▸ AIM:
Write out the data below exactly as given, without any of its pictures.

## Begin RECORDS SHOWN

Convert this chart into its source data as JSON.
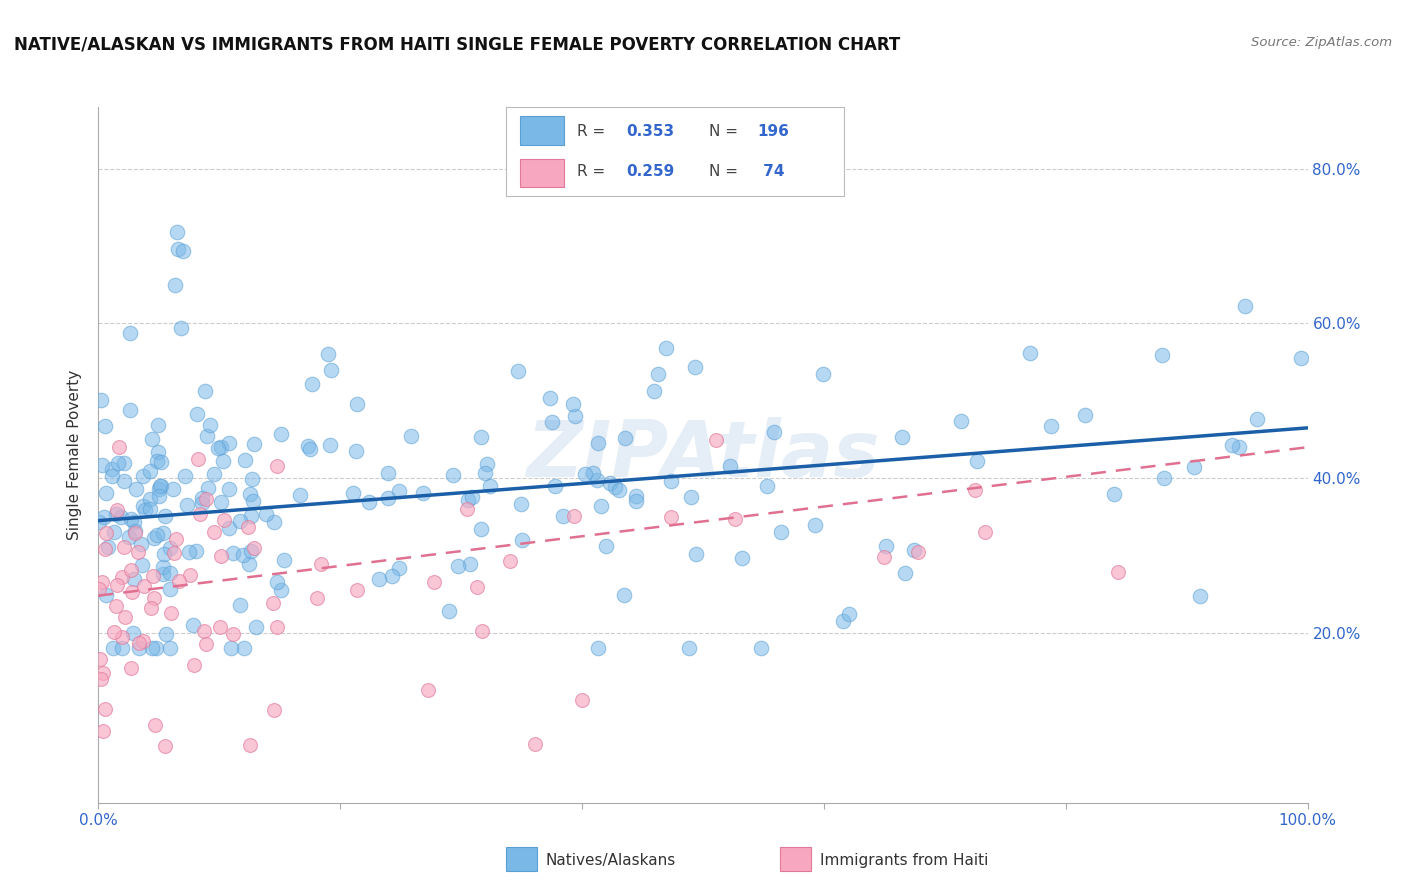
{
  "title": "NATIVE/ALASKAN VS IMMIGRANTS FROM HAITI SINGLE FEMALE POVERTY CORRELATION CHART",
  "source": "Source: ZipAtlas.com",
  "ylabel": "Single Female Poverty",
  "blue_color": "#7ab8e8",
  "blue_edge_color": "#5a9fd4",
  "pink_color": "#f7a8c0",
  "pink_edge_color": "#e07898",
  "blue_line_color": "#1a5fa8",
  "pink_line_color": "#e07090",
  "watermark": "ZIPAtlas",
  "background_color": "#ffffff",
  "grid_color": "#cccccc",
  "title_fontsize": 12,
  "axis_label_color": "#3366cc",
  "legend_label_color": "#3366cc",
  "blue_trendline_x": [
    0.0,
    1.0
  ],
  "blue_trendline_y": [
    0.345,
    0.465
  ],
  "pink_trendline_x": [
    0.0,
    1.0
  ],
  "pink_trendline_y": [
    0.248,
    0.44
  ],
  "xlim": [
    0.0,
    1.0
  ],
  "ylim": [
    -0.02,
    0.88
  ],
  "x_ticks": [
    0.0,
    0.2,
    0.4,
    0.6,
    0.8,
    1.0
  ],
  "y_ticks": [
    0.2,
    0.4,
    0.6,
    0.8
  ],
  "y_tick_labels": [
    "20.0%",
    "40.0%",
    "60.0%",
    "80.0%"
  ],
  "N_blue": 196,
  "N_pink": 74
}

## End RECORDS SHOWN

▸ COMPLETE RESPONSE:
Convert this chart into its source data as JSON.
{
  "title": "NATIVE/ALASKAN VS IMMIGRANTS FROM HAITI SINGLE FEMALE POVERTY CORRELATION CHART",
  "source": "Source: ZipAtlas.com",
  "ylabel": "Single Female Poverty",
  "blue_color": "#7ab8e8",
  "blue_edge_color": "#5a9fd4",
  "pink_color": "#f7a8c0",
  "pink_edge_color": "#e07898",
  "blue_line_color": "#1a5fa8",
  "pink_line_color": "#e07090",
  "watermark": "ZIPAtlas",
  "background_color": "#ffffff",
  "grid_color": "#cccccc",
  "title_fontsize": 12,
  "axis_label_color": "#3366cc",
  "legend_label_color": "#3366cc",
  "blue_trendline_x": [
    0.0,
    1.0
  ],
  "blue_trendline_y": [
    0.345,
    0.465
  ],
  "pink_trendline_x": [
    0.0,
    1.0
  ],
  "pink_trendline_y": [
    0.248,
    0.44
  ],
  "xlim": [
    0.0,
    1.0
  ],
  "ylim": [
    -0.02,
    0.88
  ],
  "x_ticks": [
    0.0,
    0.2,
    0.4,
    0.6,
    0.8,
    1.0
  ],
  "y_ticks": [
    0.2,
    0.4,
    0.6,
    0.8
  ],
  "y_tick_labels": [
    "20.0%",
    "40.0%",
    "60.0%",
    "80.0%"
  ],
  "N_blue": 196,
  "N_pink": 74
}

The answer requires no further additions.